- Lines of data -
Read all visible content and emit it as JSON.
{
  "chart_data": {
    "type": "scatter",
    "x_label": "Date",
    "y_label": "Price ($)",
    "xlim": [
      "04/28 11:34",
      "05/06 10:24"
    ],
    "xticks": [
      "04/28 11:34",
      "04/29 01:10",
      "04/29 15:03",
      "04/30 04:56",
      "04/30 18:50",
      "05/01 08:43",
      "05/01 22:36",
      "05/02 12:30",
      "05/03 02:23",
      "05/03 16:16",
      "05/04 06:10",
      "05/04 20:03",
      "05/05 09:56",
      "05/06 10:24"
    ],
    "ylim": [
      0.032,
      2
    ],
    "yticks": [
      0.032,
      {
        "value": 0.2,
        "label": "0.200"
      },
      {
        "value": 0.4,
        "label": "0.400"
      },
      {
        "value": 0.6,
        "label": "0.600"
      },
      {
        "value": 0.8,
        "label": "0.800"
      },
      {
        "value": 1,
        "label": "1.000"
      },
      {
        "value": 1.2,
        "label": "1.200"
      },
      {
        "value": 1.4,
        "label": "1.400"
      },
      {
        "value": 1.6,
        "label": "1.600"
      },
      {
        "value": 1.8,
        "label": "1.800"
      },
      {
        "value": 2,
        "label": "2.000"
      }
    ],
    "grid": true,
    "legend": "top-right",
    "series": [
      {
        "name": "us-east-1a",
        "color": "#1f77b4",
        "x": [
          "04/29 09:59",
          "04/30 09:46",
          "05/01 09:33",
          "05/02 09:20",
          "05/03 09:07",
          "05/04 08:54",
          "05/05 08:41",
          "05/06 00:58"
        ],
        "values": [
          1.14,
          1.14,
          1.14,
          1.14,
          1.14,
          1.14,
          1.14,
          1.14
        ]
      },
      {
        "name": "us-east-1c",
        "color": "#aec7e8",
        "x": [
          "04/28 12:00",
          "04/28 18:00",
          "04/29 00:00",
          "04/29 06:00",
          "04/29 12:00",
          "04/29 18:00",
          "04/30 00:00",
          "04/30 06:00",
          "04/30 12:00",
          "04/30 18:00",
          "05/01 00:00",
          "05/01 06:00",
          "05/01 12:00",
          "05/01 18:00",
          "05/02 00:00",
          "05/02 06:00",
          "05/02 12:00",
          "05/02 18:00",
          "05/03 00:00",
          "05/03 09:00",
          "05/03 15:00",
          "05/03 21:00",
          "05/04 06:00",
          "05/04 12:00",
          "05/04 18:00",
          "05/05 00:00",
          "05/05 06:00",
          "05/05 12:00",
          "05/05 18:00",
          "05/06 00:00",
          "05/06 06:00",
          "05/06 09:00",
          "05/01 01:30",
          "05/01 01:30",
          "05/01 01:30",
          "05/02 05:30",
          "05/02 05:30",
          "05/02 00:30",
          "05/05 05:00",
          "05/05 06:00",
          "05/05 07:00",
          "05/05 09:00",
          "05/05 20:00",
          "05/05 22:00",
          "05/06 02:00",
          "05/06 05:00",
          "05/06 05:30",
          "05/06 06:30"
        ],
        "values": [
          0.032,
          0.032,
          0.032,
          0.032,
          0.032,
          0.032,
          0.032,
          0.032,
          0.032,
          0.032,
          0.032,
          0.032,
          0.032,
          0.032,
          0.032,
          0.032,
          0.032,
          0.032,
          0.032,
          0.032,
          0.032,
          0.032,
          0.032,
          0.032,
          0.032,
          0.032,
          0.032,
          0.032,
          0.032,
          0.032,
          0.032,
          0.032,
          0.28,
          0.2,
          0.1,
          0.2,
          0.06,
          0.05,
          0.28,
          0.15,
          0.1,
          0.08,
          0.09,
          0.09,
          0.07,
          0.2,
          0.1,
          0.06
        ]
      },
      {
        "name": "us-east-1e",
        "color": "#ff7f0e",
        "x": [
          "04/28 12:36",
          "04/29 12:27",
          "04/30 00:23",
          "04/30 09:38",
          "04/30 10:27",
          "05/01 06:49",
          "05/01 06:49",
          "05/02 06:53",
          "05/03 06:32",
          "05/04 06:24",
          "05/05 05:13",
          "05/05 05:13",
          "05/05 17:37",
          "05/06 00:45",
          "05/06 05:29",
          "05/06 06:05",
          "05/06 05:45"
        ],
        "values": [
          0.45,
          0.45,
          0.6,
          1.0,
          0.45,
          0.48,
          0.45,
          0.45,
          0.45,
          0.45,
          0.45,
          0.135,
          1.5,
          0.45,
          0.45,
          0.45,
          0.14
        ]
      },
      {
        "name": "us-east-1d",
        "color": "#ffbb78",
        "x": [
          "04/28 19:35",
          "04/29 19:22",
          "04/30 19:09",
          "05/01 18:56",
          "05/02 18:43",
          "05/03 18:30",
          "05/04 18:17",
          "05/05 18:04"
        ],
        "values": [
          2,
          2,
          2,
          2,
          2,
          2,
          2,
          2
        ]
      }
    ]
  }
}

- What is expected -
Check each line of the records above for the word "name", then give the number of lines that have it, with no other words.

- Final result -
4